— start —

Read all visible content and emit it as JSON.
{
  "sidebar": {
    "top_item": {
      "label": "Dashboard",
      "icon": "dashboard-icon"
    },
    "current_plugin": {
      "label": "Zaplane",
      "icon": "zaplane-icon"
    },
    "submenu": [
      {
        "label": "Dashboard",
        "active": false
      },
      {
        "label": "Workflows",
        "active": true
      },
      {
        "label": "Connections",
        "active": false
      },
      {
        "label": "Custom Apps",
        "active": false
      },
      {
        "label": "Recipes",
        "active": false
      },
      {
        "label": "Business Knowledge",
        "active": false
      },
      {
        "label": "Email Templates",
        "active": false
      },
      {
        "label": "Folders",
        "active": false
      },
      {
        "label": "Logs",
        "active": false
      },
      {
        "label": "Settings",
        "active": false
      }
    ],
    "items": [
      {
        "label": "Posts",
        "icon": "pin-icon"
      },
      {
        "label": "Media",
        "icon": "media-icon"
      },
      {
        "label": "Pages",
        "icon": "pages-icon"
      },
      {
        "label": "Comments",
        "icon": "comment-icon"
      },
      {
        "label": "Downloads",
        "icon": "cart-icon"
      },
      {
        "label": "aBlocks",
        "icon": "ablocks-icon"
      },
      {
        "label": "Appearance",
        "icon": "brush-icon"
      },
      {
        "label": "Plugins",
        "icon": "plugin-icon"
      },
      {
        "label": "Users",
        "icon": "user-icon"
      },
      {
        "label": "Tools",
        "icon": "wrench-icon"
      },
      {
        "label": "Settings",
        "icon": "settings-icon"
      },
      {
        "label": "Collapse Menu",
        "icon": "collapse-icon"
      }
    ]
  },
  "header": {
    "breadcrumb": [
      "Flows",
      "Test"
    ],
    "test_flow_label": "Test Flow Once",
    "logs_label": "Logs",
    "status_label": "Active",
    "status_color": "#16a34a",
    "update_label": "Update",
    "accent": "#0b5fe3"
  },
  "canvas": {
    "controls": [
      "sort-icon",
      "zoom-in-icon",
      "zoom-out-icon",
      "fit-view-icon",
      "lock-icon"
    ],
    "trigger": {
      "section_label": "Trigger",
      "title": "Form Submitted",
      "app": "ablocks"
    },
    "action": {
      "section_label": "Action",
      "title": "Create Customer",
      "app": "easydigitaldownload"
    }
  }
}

— end —

> _STATED PROBLEM_
Your task is to return the full listing exactly as it was given.

> _RESULT OF THE TASK_
Read all visible content and emit it as JSON.
{
  "sidebar": {
    "top_item": {
      "label": "Dashboard",
      "icon": "dashboard-icon"
    },
    "current_plugin": {
      "label": "Zaplane",
      "icon": "zaplane-icon"
    },
    "submenu": [
      {
        "label": "Dashboard",
        "active": false
      },
      {
        "label": "Workflows",
        "active": true
      },
      {
        "label": "Connections",
        "active": false
      },
      {
        "label": "Custom Apps",
        "active": false
      },
      {
        "label": "Recipes",
        "active": false
      },
      {
        "label": "Business Knowledge",
        "active": false
      },
      {
        "label": "Email Templates",
        "active": false
      },
      {
        "label": "Folders",
        "active": false
      },
      {
        "label": "Logs",
        "active": false
      },
      {
        "label": "Settings",
        "active": false
      }
    ],
    "items": [
      {
        "label": "Posts",
        "icon": "pin-icon"
      },
      {
        "label": "Media",
        "icon": "media-icon"
      },
      {
        "label": "Pages",
        "icon": "pages-icon"
      },
      {
        "label": "Comments",
        "icon": "comment-icon"
      },
      {
        "label": "Downloads",
        "icon": "cart-icon"
      },
      {
        "label": "aBlocks",
        "icon": "ablocks-icon"
      },
      {
        "label": "Appearance",
        "icon": "brush-icon"
      },
      {
        "label": "Plugins",
        "icon": "plugin-icon"
      },
      {
        "label": "Users",
        "icon": "user-icon"
      },
      {
        "label": "Tools",
        "icon": "wrench-icon"
      },
      {
        "label": "Settings",
        "icon": "settings-icon"
      },
      {
        "label": "Collapse Menu",
        "icon": "collapse-icon"
      }
    ]
  },
  "header": {
    "breadcrumb": [
      "Flows",
      "Test"
    ],
    "test_flow_label": "Test Flow Once",
    "logs_label": "Logs",
    "status_label": "Active",
    "status_color": "#16a34a",
    "update_label": "Update",
    "accent": "#0b5fe3"
  },
  "canvas": {
    "controls": [
      "sort-icon",
      "zoom-in-icon",
      "zoom-out-icon",
      "fit-view-icon",
      "lock-icon"
    ],
    "trigger": {
      "section_label": "Trigger",
      "title": "Form Submitted",
      "app": "ablocks"
    },
    "action": {
      "section_label": "Action",
      "title": "Create Customer",
      "app": "easydigitaldownload"
    }
  }
}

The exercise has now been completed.